**MATERIAL SUPPLIED**
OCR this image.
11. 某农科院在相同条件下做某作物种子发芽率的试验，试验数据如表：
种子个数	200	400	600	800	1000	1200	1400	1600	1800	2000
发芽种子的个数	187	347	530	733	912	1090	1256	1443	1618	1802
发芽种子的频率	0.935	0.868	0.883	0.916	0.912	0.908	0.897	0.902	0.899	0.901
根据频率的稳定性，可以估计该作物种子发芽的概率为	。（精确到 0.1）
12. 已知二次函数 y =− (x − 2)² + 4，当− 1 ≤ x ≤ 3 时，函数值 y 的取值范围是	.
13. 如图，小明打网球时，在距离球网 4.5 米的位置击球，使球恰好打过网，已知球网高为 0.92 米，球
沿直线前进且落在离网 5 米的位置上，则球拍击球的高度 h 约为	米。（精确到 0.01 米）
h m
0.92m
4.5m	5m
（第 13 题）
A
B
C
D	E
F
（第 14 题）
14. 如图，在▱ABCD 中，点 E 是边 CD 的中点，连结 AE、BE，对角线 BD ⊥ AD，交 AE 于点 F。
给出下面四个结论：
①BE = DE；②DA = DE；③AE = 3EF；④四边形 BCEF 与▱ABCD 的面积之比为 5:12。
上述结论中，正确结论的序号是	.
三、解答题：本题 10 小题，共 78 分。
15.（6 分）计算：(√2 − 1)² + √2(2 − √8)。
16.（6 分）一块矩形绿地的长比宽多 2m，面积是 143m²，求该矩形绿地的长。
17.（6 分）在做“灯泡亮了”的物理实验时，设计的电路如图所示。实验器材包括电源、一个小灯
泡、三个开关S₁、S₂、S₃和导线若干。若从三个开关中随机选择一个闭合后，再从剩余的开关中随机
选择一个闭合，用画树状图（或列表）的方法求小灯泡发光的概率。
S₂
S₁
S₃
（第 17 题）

**TASK TO CARRY OUT**
Quote every line of the data, word for word.

**RESULT OF THE TASK**
OCR this image.
11. 某农科院在相同条件下做某作物种子发芽率的试验，试验数据如表：
种子个数	200	400	600	800	1000	1200	1400	1600	1800	2000
发芽种子的个数	187	347	530	733	912	1090	1256	1443	1618	1802
发芽种子的频率	0.935	0.868	0.883	0.916	0.912	0.908	0.897	0.902	0.899	0.901
根据频率的稳定性，可以估计该作物种子发芽的概率为	。（精确到 0.1）
12. 已知二次函数 y =− (x − 2)² + 4，当− 1 ≤ x ≤ 3 时，函数值 y 的取值范围是	.
13. 如图，小明打网球时，在距离球网 4.5 米的位置击球，使球恰好打过网，已知球网高为 0.92 米，球
沿直线前进且落在离网 5 米的位置上，则球拍击球的高度 h 约为	米。（精确到 0.01 米）
h m
0.92m
4.5m	5m
（第 13 题）
A
B
C
D	E
F
（第 14 题）
14. 如图，在▱ABCD 中，点 E 是边 CD 的中点，连结 AE、BE，对角线 BD ⊥ AD，交 AE 于点 F。
给出下面四个结论：
①BE = DE；②DA = DE；③AE = 3EF；④四边形 BCEF 与▱ABCD 的面积之比为 5:12。
上述结论中，正确结论的序号是	.
三、解答题：本题 10 小题，共 78 分。
15.（6 分）计算：(√2 − 1)² + √2(2 − √8)。
16.（6 分）一块矩形绿地的长比宽多 2m，面积是 143m²，求该矩形绿地的长。
17.（6 分）在做“灯泡亮了”的物理实验时，设计的电路如图所示。实验器材包括电源、一个小灯
泡、三个开关S₁、S₂、S₃和导线若干。若从三个开关中随机选择一个闭合后，再从剩余的开关中随机
选择一个闭合，用画树状图（或列表）的方法求小灯泡发光的概率。
S₂
S₁
S₃
（第 17 题）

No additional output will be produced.